*** Input

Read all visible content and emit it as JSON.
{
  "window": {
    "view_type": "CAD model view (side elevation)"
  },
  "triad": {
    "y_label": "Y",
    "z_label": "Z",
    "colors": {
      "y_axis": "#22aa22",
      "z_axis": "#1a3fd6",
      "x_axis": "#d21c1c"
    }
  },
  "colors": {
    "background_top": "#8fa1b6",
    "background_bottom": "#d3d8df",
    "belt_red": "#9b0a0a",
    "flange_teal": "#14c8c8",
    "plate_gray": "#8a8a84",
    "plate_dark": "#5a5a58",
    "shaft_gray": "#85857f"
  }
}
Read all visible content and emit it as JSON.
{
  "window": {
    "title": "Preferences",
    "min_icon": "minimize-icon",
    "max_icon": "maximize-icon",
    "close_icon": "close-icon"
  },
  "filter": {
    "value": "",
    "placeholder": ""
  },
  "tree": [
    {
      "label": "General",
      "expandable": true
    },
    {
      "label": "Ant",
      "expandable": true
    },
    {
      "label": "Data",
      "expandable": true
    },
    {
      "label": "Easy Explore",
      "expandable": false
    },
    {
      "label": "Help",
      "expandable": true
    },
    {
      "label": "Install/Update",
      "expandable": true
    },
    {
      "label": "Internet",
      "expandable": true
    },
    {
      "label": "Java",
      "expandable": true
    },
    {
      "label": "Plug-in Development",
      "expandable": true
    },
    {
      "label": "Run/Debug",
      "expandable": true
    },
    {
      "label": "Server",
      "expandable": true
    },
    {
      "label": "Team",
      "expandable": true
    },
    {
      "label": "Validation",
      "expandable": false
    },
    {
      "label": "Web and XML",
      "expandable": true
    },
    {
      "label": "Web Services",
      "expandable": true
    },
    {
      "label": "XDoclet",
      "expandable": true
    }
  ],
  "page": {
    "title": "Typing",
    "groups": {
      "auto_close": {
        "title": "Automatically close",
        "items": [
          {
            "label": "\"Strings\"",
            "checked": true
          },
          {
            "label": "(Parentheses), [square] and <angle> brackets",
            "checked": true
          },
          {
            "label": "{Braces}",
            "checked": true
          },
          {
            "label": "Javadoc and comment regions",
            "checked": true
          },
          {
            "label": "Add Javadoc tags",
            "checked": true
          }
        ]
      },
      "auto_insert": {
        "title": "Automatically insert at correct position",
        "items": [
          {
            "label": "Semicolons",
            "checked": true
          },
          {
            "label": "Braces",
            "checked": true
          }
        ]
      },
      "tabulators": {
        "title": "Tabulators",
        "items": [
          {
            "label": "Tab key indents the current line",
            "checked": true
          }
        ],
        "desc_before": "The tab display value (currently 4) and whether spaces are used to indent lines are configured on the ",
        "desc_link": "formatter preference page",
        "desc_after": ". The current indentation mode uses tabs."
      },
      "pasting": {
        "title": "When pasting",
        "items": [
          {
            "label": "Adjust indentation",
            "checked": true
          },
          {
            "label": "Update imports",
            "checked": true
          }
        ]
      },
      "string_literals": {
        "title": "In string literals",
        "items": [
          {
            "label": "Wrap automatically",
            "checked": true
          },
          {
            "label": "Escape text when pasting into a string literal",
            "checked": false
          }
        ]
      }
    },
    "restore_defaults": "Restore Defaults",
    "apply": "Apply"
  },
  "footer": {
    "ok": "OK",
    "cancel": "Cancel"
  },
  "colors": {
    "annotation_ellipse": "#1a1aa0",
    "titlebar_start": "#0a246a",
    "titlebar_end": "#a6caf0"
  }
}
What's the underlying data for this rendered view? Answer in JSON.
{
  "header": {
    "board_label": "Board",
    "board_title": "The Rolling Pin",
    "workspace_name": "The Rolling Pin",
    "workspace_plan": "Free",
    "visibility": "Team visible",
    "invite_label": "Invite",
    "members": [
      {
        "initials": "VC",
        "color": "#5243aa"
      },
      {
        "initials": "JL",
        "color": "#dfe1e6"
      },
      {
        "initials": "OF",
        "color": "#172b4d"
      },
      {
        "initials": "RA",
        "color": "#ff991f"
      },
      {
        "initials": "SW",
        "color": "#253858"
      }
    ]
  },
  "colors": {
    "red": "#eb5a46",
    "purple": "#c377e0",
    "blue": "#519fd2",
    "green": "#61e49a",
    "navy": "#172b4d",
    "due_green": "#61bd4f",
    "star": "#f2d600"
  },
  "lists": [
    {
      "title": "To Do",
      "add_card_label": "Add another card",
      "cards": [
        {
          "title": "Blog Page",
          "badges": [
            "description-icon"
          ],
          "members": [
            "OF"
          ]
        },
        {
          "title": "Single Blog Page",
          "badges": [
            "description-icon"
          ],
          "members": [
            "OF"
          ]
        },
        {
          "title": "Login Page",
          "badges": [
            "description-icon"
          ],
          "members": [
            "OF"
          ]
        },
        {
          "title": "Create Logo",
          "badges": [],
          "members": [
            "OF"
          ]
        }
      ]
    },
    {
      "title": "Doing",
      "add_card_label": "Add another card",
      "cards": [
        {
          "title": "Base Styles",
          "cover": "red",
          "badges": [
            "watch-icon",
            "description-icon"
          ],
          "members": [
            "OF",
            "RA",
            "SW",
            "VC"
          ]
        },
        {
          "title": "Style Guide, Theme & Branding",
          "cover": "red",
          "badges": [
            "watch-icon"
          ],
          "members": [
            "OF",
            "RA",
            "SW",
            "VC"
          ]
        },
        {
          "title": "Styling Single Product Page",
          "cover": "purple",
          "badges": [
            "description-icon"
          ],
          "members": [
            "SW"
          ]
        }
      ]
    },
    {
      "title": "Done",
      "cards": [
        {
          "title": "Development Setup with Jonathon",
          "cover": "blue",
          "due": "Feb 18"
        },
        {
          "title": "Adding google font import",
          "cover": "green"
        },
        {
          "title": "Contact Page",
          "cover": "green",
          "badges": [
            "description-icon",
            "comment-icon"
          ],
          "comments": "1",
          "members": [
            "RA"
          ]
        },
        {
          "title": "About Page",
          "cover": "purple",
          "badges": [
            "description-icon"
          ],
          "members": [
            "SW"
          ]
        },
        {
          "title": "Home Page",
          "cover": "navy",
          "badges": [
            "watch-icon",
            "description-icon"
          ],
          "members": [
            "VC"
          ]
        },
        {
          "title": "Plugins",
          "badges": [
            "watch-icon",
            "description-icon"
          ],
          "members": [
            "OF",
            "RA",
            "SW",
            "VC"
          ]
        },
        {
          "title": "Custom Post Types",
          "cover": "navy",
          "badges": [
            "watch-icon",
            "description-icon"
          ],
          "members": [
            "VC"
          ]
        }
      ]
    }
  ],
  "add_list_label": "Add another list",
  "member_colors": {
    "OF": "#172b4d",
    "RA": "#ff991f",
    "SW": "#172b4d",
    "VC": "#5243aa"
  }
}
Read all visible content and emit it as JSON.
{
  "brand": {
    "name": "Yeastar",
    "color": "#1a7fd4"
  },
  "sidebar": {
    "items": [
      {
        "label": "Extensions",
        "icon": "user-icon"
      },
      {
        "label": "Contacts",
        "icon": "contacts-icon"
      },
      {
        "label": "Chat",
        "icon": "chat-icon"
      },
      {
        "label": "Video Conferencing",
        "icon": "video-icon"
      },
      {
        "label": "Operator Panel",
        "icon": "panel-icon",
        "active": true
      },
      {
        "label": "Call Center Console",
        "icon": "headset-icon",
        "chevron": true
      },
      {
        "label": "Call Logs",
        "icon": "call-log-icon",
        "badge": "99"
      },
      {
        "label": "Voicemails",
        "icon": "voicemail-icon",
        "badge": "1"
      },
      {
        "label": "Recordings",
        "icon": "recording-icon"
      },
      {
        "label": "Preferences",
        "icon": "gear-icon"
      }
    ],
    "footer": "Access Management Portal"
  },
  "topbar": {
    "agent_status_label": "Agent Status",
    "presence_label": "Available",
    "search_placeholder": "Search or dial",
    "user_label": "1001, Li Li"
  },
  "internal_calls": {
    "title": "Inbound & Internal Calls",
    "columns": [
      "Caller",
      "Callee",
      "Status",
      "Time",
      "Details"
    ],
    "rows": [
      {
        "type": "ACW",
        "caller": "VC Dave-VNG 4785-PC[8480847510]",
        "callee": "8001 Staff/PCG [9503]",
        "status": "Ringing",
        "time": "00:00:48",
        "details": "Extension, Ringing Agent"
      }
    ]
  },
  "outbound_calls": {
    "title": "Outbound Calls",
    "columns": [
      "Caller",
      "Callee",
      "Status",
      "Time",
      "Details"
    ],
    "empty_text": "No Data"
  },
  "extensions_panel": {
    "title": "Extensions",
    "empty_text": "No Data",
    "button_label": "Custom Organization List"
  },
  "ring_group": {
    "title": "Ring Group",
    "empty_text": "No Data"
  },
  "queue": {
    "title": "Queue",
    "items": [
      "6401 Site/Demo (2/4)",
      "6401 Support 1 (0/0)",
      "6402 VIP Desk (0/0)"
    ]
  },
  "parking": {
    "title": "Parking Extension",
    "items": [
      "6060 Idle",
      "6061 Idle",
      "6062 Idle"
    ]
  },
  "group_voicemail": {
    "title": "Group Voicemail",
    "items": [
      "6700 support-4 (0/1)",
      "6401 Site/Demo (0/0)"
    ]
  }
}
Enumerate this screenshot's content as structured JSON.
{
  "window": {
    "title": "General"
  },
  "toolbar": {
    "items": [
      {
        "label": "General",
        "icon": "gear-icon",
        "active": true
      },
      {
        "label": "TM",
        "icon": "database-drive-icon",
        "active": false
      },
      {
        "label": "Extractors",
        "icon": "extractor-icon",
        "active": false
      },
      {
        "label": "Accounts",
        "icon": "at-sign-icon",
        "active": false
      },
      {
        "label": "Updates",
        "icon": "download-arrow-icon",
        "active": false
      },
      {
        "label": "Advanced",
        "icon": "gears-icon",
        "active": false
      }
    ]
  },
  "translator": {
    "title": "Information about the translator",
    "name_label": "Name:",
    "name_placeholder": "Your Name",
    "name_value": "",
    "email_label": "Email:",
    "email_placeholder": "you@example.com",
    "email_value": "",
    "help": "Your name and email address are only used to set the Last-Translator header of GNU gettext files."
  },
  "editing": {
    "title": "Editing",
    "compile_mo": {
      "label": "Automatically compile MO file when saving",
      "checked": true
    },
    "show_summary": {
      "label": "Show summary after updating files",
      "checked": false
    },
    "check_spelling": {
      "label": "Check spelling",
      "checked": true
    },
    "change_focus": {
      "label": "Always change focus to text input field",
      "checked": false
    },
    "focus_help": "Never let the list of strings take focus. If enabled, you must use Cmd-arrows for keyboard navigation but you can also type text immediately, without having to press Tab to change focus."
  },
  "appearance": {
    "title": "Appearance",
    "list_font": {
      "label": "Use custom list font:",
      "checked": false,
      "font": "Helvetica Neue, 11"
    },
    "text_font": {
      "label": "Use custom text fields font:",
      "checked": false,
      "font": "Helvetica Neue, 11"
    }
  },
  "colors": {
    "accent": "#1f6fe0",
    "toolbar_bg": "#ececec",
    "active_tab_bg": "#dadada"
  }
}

******

▶ **What is needed**: Copy every line of the listing that includes the string "Preferences".

▶ **The answer**:
    "title": "Preferences",
        "label": "Preferences",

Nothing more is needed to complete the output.